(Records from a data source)
+ + + +

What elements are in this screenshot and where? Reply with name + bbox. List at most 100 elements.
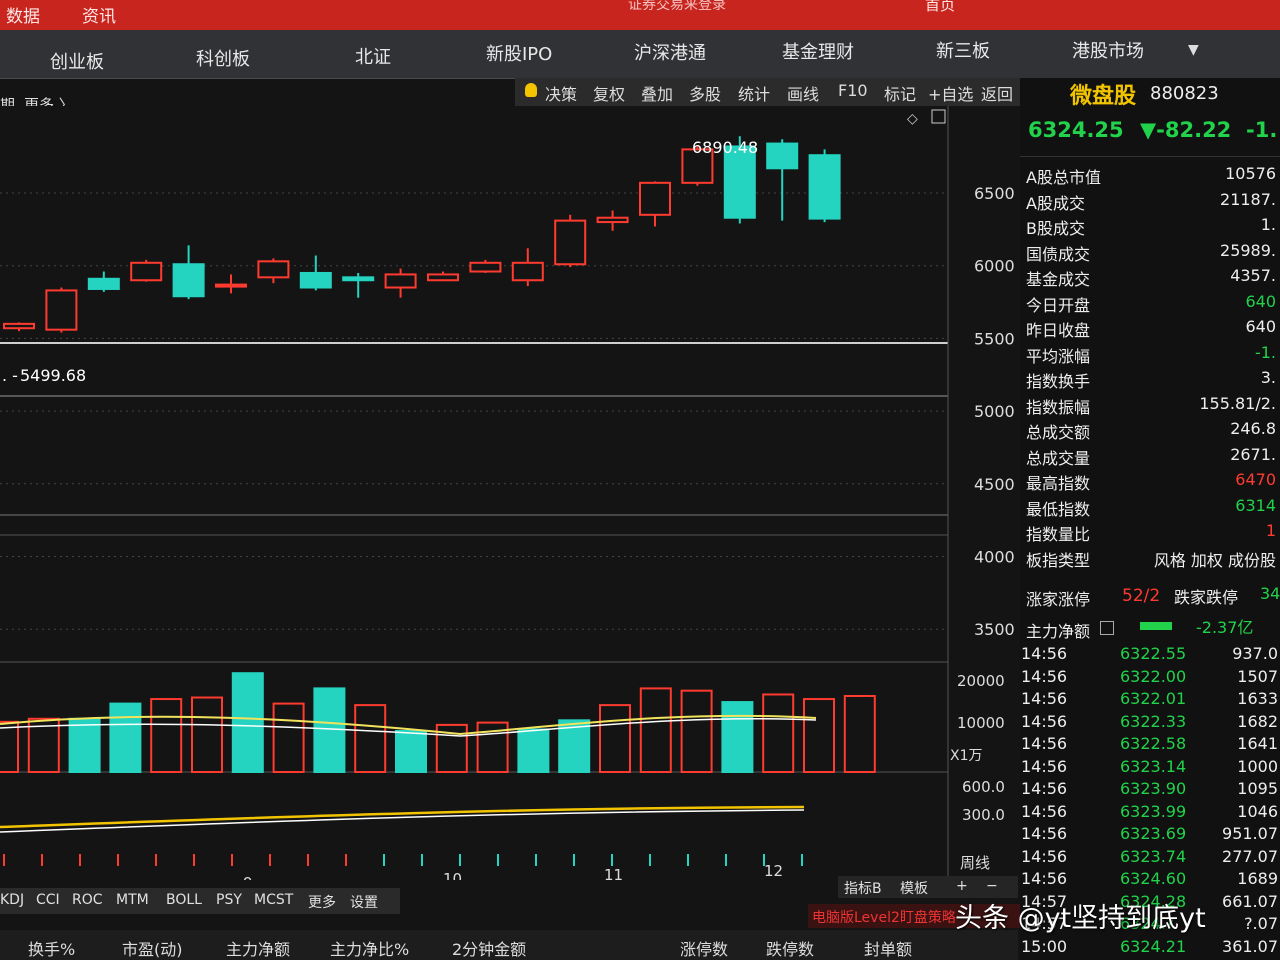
down-label: 跌家跌停 (1174, 588, 1239, 607)
tick-time: 14:56 (1021, 689, 1068, 708)
indicator-side-button-1[interactable]: 模板 (900, 878, 928, 898)
stat-label: 基金成交 (1026, 270, 1091, 289)
adjust-button[interactable]: 复权 (593, 81, 625, 105)
candle-body (130, 261, 163, 282)
tab-connect[interactable]: 沪深港通 (634, 39, 706, 65)
stat-label: 今日开盘 (1026, 295, 1091, 315)
tab-hk[interactable]: 港股市场 (1072, 37, 1144, 63)
multi-stock-button[interactable]: 多股 (689, 81, 721, 105)
column-header-4[interactable]: 2分钟金额 (452, 936, 526, 960)
add-watchlist-button[interactable]: +自选 (928, 81, 973, 105)
bulb-icon (525, 83, 537, 97)
indicator-side-buttons: 指标B 模板 + − (838, 876, 1018, 898)
panel-divider (1020, 156, 1280, 157)
tab-neeq[interactable]: 新三板 (936, 37, 990, 63)
volume-axis-1: 20000 (957, 672, 1005, 690)
menu-news[interactable]: 资讯 (82, 2, 116, 27)
price-tick: 4500 (974, 475, 1015, 494)
volume-bar (762, 693, 795, 773)
tick-time: 14:56 (1021, 644, 1068, 663)
volume-bar (599, 704, 631, 773)
kline-chart[interactable]: 6500 6000 5500 5000 4500 4000 3500 ◇ 6890.48 .… (0, 106, 1018, 880)
tab-chinext[interactable]: 创业板 (50, 48, 104, 74)
column-header-7[interactable]: 封单额 (864, 936, 912, 960)
candle-body (469, 261, 502, 273)
menu-home[interactable]: 首页 (925, 0, 955, 15)
stat-label: 总成交量 (1026, 448, 1091, 468)
level2-text[interactable]: 电脑版Level2盯盘策略 (812, 907, 956, 927)
overlay-button[interactable]: 叠加 (641, 81, 673, 105)
stat-label: A股成交 (1026, 193, 1085, 213)
indicator-side-button-2[interactable]: + (956, 878, 968, 894)
low-label-prefix: . - (2, 366, 18, 385)
indicator-side-button-0[interactable]: 指标B (844, 878, 882, 898)
candle-body (427, 273, 459, 282)
tick-volume: 1046 (1237, 801, 1278, 821)
indicator-tab-2[interactable]: ROC (72, 892, 103, 908)
mark-button[interactable]: 标记 (884, 81, 916, 105)
volume-bar (0, 720, 19, 774)
flow-info-icon[interactable] (1100, 621, 1114, 635)
stat-label: 最高指数 (1026, 474, 1091, 493)
stat-value: 25989. (1220, 240, 1276, 260)
decision-button[interactable]: 决策 (545, 81, 577, 105)
stats-button[interactable]: 统计 (738, 81, 770, 105)
volume-unit: X1万 (950, 748, 983, 764)
tab-ipo[interactable]: 新股IPO (486, 40, 552, 66)
stat-value: 3. (1260, 368, 1276, 387)
tick-volume: 951.07 (1222, 824, 1278, 843)
column-header-2[interactable]: 主力净额 (226, 936, 290, 960)
tick-price: 6323.90 (1120, 779, 1187, 798)
volume-bar (109, 702, 142, 773)
indicator-tab-1[interactable]: CCI (36, 892, 60, 908)
menu-data[interactable]: 数据 (6, 2, 40, 27)
volume-axis-2: 10000 (957, 714, 1005, 732)
column-header-5[interactable]: 涨停数 (680, 936, 728, 960)
tab-star[interactable]: 科创板 (196, 45, 250, 71)
chevron-down-icon[interactable]: ▼ (1188, 42, 1199, 58)
volume-bar (313, 687, 346, 774)
column-header-3[interactable]: 主力净比% (330, 936, 409, 960)
indicator-tab-4[interactable]: BOLL (166, 892, 202, 908)
indicator-tab-8[interactable]: 设置 (350, 892, 378, 912)
period-type[interactable]: 周线 (960, 854, 990, 872)
candle-body (808, 154, 841, 220)
tick-time: 14:56 (1021, 869, 1068, 888)
column-header-6[interactable]: 跌停数 (766, 936, 814, 960)
volume-bar (721, 701, 754, 774)
login-hint[interactable]: 证券交易来登录 (628, 0, 726, 14)
tick-price: 6324.21 (1120, 936, 1187, 956)
market-nav: 创业板 科创板 北证 新股IPO 沪深港通 基金理财 新三板 港股市场 ▼ (0, 30, 1280, 79)
volume-bar (191, 696, 223, 774)
stat-label: 平均涨幅 (1026, 346, 1091, 366)
stat-value: 6314 (1235, 495, 1276, 515)
column-header-0[interactable]: 换手% (28, 936, 75, 960)
tab-bse[interactable]: 北证 (355, 43, 391, 69)
tick-price: 6323.74 (1120, 846, 1187, 866)
stat-label: 总成交额 (1026, 423, 1091, 442)
tick-price: 6324.60 (1120, 869, 1187, 888)
ind-axis-1: 600.0 (962, 778, 1005, 796)
tick-price: 6323.99 (1120, 801, 1187, 821)
volume-bar (803, 698, 835, 773)
tab-funds[interactable]: 基金理财 (782, 38, 854, 64)
indicator-tab-7[interactable]: 更多 (308, 892, 336, 912)
back-button[interactable]: 返回 (981, 81, 1013, 105)
f10-button[interactable]: F10 (838, 81, 868, 100)
indicator-side-button-3[interactable]: − (986, 878, 998, 894)
main-flow-label: 主力净额 (1026, 622, 1091, 641)
stat-value: 6470 (1235, 470, 1276, 489)
list-header: 换手% 市盈(动) 主力净额 主力净比% 2分钟金额 涨停数 跌停数 封单额 (0, 930, 1018, 960)
tick-price: 6323.14 (1120, 756, 1187, 776)
indicator-tab-3[interactable]: MTM (116, 892, 149, 908)
month-label-10: 10 (443, 870, 462, 880)
volume-bar (272, 702, 305, 773)
indicator-tab-6[interactable]: MCST (254, 892, 293, 908)
indicator-tab-0[interactable]: KDJ (0, 892, 24, 908)
indicator-tab-5[interactable]: PSY (216, 892, 242, 908)
stat-value: 风格 加权 成份股 (1153, 550, 1276, 570)
diamond-icon[interactable]: ◇ (907, 111, 918, 127)
low-label: 5499.68 (20, 366, 86, 385)
draw-button[interactable]: 画线 (787, 81, 819, 105)
column-header-1[interactable]: 市盈(动) (122, 936, 183, 960)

+ + + +

## Work to do
Convert every item above into a JSON list of strings, one string per line, with blank lines dropped. Leave the pictures out.

## Response to this exercise
[
  "What elements are in this screenshot and where? Reply with name + bbox. List at most 100 elements.",
  "down-label: 跌家跌停 (1174, 588, 1239, 607)",
  "tick-time: 14:56 (1021, 689, 1068, 708)",
  "indicator-side-button-1[interactable]: 模板 (900, 878, 928, 898)",
  "stat-label: 基金成交 (1026, 270, 1091, 289)",
  "adjust-button[interactable]: 复权 (593, 81, 625, 105)",
  "candle-body (130, 261, 163, 282)",
  "tab-connect[interactable]: 沪深港通 (634, 39, 706, 65)",
  "stat-label: 今日开盘 (1026, 295, 1091, 315)",
  "tab-hk[interactable]: 港股市场 (1072, 37, 1144, 63)",
  "multi-stock-button[interactable]: 多股 (689, 81, 721, 105)",
  "column-header-4[interactable]: 2分钟金额 (452, 936, 526, 960)",
  "add-watchlist-button[interactable]: +自选 (928, 81, 973, 105)",
  "bulb-icon (525, 83, 537, 97)",
  "indicator-side-buttons: 指标B 模板 + − (838, 876, 1018, 898)",
  "panel-divider (1020, 156, 1280, 157)",
  "tab-neeq[interactable]: 新三板 (936, 37, 990, 63)",
  "volume-axis-1: 20000 (957, 672, 1005, 690)",
  "menu-news[interactable]: 资讯 (82, 2, 116, 27)",
  "price-tick: 4500 (974, 475, 1015, 494)",
  "volume-bar (762, 693, 795, 773)",
  "tick-time: 14:56 (1021, 644, 1068, 663)",
  "volume-bar (599, 704, 631, 773)",
  "kline-chart[interactable]: 6500 6000 5500 5000 4500 4000 3500 ◇ 6890.48 .… (0, 106, 1018, 880)",
  "tab-chinext[interactable]: 创业板 (50, 48, 104, 74)",
  "column-header-7[interactable]: 封单额 (864, 936, 912, 960)",
  "candle-body (469, 261, 502, 273)",
  "menu-home[interactable]: 首页 (925, 0, 955, 15)",
  "stat-label: 总成交量 (1026, 448, 1091, 468)",
  "level2-text[interactable]: 电脑版Level2盯盘策略 (812, 907, 956, 927)",
  "overlay-button[interactable]: 叠加 (641, 81, 673, 105)",
  "stat-label: A股成交 (1026, 193, 1085, 213)",
  "indicator-side-button-2[interactable]: + (956, 878, 968, 894)",
  "low-label-prefix: . - (2, 366, 18, 385)",
  "indicator-side-button-0[interactable]: 指标B (844, 878, 882, 898)",
  "candle-body (427, 273, 459, 282)",
  "tick-volume: 1046 (1237, 801, 1278, 821)",
  "indicator-tab-2[interactable]: ROC (72, 892, 103, 908)",
  "mark-button[interactable]: 标记 (884, 81, 916, 105)",
  "volume-bar (0, 720, 19, 774)",
  "flow-info-icon[interactable] (1100, 621, 1114, 635)",
  "stat-label: 最高指数 (1026, 474, 1091, 493)",
  "stat-value: 25989. (1220, 240, 1276, 260)",
  "decision-button[interactable]: 决策 (545, 81, 577, 105)",
  "stats-button[interactable]: 统计 (738, 81, 770, 105)",
  "volume-unit: X1万 (950, 748, 983, 764)",
  "tab-ipo[interactable]: 新股IPO (486, 40, 552, 66)",
  "stat-value: 3. (1260, 368, 1276, 387)",
  "tick-volume: 951.07 (1222, 824, 1278, 843)",
  "column-header-2[interactable]: 主力净额 (226, 936, 290, 960)",
  "tick-price: 6323.90 (1120, 779, 1187, 798)",
  "volume-bar (109, 702, 142, 773)",
  "indicator-tab-1[interactable]: CCI (36, 892, 60, 908)",
  "menu-data[interactable]: 数据 (6, 2, 40, 27)",
  "volume-axis-2: 10000 (957, 714, 1005, 732)",
  "column-header-5[interactable]: 涨停数 (680, 936, 728, 960)",
  "tab-star[interactable]: 科创板 (196, 45, 250, 71)",
  "chevron-down-icon[interactable]: ▼ (1188, 42, 1199, 58)",
  "volume-bar (313, 687, 346, 774)",
  "column-header-3[interactable]: 主力净比% (330, 936, 409, 960)",
  "indicator-tab-4[interactable]: BOLL (166, 892, 202, 908)",
  "indicator-tab-8[interactable]: 设置 (350, 892, 378, 912)",
  "period-type[interactable]: 周线 (960, 854, 990, 872)",
  "candle-body (808, 154, 841, 220)",
  "tick-time: 14:56 (1021, 869, 1068, 888)",
  "column-header-6[interactable]: 跌停数 (766, 936, 814, 960)",
  "volume-bar (721, 701, 754, 774)",
  "login-hint[interactable]: 证券交易来登录 (628, 0, 726, 14)",
  "tick-price: 6324.21 (1120, 936, 1187, 956)",
  "market-nav: 创业板 科创板 北证 新股IPO 沪深港通 基金理财 新三板 港股市场 ▼ (0, 30, 1280, 79)",
  "volume-bar (191, 696, 223, 774)",
  "stat-label: 平均涨幅 (1026, 346, 1091, 366)",
  "stat-value: 6314 (1235, 495, 1276, 515)",
  "column-header-0[interactable]: 换手% (28, 936, 75, 960)",
  "tab-bse[interactable]: 北证 (355, 43, 391, 69)",
  "tick-price: 6323.74 (1120, 846, 1187, 866)",
  "stat-label: 总成交额 (1026, 423, 1091, 442)",
  "tick-price: 6324.60 (1120, 869, 1187, 888)",
  "ind-axis-1: 600.0 (962, 778, 1005, 796)",
  "tick-price: 6323.99 (1120, 801, 1187, 821)",
  "volume-bar (803, 698, 835, 773)",
  "tab-funds[interactable]: 基金理财 (782, 38, 854, 64)",
  "indicator-tab-7[interactable]: 更多 (308, 892, 336, 912)",
  "back-button[interactable]: 返回 (981, 81, 1013, 105)",
  "f10-button[interactable]: F10 (838, 81, 868, 100)",
  "indicator-side-button-3[interactable]: − (986, 878, 998, 894)",
  "main-flow-label: 主力净额 (1026, 622, 1091, 641)",
  "stat-value: 6470 (1235, 470, 1276, 489)",
  "list-header: 换手% 市盈(动) 主力净额 主力净比% 2分钟金额 涨停数 跌停数 封单额 (0, 930, 1018, 960)",
  "tick-price: 6323.14 (1120, 756, 1187, 776)",
  "indicator-tab-3[interactable]: MTM (116, 892, 149, 908)",
  "month-label-10: 10 (443, 870, 462, 880)",
  "volume-bar (272, 702, 305, 773)",
  "indicator-tab-6[interactable]: MCST (254, 892, 293, 908)",
  "indicator-tab-0[interactable]: KDJ (0, 892, 24, 908)",
  "indicator-tab-5[interactable]: PSY (216, 892, 242, 908)",
  "stat-value: 风格 加权 成份股 (1153, 550, 1276, 570)",
  "diamond-icon[interactable]: ◇ (907, 111, 918, 127)",
  "low-label: 5499.68 (20, 366, 86, 385)",
  "draw-button[interactable]: 画线 (787, 81, 819, 105)",
  "column-header-1[interactable]: 市盈(动) (122, 936, 183, 960)"
]